* Extract provided *
========
Editorial: Celebrating 1 year of Frontiers in Soft Matter

Editorial on the Research Topic
Celebrating 1 year of Frontiers in Soft Matter

Soft matter encompasses materials between traditional liquids and solids, which includes complex fluids, liquid crystals, colloidal suspensions, surfactants, emulsions, polymeric networks in liquid media, gels, foams, and most biological materials. As an echo to the launch of the Frontiers in Soft Matter, one modest goal of this anniversary collection is to raise awareness of the breadth of soft matter as a scientific discipline. The Research Topic articles were curated with the goal of showcasing exciting topics in soft matter research. It is anticipated that a broader range of topics will be covered over subsequent anniversary issues.

Four prominent articles have been published in this Research Topic issue. The Research Topic includes two mini reviews, one original article, and one extensive review. The first mini review is related to the recent advances in biosurfactant-based microemulsions and the second one is on surfactant-free self-assembled mesoscale structures in multicomponent mixtures comprising nanoparticles, nanodroplets, and nanobubbles. The original research article is entitled “Dual mechanical impact of β-escin on model lipid membranes.” The fourth article is an extensive review, entitled, “Applying soft matter techniques to solve challenges in cryopreservation.”

In the minireview on biosurfactant-based microemulsions led by Hellweg et al., a specialty chief editor of the journal, the team of three scientists bring to the spotlight bio-surfactants of plant and microbial origins. Microemulsion systems formed by mixing oil and water with biosurfactants, such as saponins and rhamnolipids, are hugely significant in the context of sustainability as the world moves away from the petroleum industry. In contrast to most synthetic surfactants based on petrol-chemistry, biosurfactants naturally produced by plants and microbes require mild synthesis conditions, are natively biocompatible and biodegradable, and have superb pharmacological properties. Saponins, extracted from plants, such as horse chestnuts, soapbark, and foxglove, have been widely used in food, drugs, cosmetics, and the pharmacological industry. This review briefly compares the structure and properties of saponins with synthetic surfactants. These surfactants of distinct origins are widely used as emulsifiers. The second class of biosurfactants reviewed are rhamnolipids, produced most notably by the bacterium Pseudomonas aeruginosa (Soberón-Chávez et al., 2005). Fine-tuned by genetics and evolution, rhamnolipids have a strong surface activity. Specifically, the ability of rhamnolipids to reduce surface tension by a factor of two facilitates the crucial functions of swarming motility and biofilm growth, properties that are key to the infectivity of this opportunistic animal and human pathogen.
========
* Listed entries *
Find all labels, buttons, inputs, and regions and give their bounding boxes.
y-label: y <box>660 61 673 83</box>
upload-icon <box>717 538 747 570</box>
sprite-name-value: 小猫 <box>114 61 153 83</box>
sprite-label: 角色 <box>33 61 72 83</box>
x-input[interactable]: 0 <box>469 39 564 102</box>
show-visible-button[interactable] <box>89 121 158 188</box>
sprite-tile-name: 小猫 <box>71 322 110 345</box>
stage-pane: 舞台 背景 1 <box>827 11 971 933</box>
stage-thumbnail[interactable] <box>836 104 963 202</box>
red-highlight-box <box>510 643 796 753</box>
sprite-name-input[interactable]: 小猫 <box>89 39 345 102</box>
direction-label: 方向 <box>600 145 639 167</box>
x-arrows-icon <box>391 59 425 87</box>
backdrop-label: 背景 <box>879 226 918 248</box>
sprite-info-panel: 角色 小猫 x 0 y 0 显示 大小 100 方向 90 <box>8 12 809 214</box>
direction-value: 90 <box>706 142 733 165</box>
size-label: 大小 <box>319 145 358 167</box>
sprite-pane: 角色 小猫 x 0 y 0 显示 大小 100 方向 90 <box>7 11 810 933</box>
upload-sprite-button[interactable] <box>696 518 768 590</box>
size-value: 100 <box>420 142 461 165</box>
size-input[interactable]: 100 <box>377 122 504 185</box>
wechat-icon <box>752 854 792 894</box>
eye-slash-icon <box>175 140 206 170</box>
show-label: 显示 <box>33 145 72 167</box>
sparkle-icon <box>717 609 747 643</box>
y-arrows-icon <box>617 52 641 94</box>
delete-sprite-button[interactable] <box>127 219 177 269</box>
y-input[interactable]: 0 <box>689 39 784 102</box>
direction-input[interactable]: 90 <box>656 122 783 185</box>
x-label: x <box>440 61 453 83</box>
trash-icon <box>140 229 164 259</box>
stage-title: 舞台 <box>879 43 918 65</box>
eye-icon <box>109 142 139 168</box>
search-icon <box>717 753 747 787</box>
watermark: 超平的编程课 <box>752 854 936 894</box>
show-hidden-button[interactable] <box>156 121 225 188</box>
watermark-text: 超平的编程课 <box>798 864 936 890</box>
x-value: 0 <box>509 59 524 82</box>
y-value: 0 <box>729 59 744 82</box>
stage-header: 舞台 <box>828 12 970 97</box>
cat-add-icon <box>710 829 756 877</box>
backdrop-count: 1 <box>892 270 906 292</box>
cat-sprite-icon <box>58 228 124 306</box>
========
* About this task *
Rewrite the editorial from "Soft matter encompasses" up to and including "subsequent anniversary issues.", substituting "hydrogels" for "gels".

* Result for this task *
Soft matter encompasses materials between traditional liquids and solids, which includes complex fluids, liquid crystals, colloidal suspensions, surfactants, emulsions, polymeric networks in liquid media, hydrogels, foams, and most biological materials. As an echo to the launch of the Frontiers in Soft Matter, one modest goal of this anniversary collection is to raise awareness of the breadth of soft matter as a scientific discipline. The Research Topic articles were curated with the goal of showcasing exciting topics in soft matter research. It is anticipated that a broader range of topics will be covered over subsequent anniversary issues.